[Structured figure records]
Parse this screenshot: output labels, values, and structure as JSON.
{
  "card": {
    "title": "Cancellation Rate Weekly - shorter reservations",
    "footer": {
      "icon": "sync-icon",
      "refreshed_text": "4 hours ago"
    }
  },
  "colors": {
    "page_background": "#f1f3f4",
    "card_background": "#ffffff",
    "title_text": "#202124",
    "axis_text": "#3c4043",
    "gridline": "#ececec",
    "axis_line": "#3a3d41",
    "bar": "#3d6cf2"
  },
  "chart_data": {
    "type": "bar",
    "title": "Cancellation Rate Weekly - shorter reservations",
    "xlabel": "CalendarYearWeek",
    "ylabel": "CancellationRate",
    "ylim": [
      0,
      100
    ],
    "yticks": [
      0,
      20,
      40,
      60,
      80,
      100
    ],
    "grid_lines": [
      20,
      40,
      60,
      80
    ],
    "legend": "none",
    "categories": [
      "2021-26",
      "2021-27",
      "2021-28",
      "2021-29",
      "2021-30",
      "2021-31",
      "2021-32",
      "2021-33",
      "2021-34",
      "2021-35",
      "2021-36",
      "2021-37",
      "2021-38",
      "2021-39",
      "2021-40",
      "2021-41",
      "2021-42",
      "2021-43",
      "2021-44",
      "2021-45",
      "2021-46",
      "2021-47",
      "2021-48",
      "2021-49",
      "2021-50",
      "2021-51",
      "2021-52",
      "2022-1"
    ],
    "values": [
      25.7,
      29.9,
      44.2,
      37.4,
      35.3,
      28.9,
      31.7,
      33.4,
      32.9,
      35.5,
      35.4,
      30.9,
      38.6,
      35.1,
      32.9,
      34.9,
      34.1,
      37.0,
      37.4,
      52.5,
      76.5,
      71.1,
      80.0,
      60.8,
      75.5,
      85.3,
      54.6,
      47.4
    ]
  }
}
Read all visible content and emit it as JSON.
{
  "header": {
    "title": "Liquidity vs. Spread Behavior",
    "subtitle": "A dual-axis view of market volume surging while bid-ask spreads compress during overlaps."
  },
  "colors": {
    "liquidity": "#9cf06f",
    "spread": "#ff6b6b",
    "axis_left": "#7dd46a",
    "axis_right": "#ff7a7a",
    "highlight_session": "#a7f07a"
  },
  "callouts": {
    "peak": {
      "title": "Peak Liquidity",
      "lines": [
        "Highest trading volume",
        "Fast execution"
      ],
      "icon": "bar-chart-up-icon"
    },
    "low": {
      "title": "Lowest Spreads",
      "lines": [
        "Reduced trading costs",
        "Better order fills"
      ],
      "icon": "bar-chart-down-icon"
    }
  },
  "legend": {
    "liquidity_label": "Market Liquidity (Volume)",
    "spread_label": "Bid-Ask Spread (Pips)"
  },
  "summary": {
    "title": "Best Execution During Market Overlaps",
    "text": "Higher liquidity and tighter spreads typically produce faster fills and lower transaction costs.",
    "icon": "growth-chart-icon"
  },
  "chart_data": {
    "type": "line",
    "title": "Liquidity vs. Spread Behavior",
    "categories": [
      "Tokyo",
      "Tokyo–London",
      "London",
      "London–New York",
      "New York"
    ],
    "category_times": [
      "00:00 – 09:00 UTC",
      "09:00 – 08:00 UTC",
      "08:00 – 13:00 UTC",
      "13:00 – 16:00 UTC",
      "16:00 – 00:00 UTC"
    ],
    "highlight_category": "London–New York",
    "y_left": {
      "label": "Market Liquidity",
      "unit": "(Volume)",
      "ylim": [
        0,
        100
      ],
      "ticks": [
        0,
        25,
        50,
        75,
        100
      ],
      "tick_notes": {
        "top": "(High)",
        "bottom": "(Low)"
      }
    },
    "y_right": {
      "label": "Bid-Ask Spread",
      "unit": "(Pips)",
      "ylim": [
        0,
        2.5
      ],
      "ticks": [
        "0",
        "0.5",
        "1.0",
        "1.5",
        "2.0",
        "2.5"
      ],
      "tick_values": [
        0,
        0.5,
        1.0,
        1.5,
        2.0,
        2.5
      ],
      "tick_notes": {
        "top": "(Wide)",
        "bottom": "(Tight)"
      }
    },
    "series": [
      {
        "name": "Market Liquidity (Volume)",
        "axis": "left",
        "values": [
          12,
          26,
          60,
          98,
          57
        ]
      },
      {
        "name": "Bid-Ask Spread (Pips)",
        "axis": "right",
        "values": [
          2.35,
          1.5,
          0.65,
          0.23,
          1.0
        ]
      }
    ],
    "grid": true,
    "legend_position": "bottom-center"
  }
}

The problem – Looking at the records above, work out how many lines include the string "Pips". Give the number and nothing else.

Finished task – 3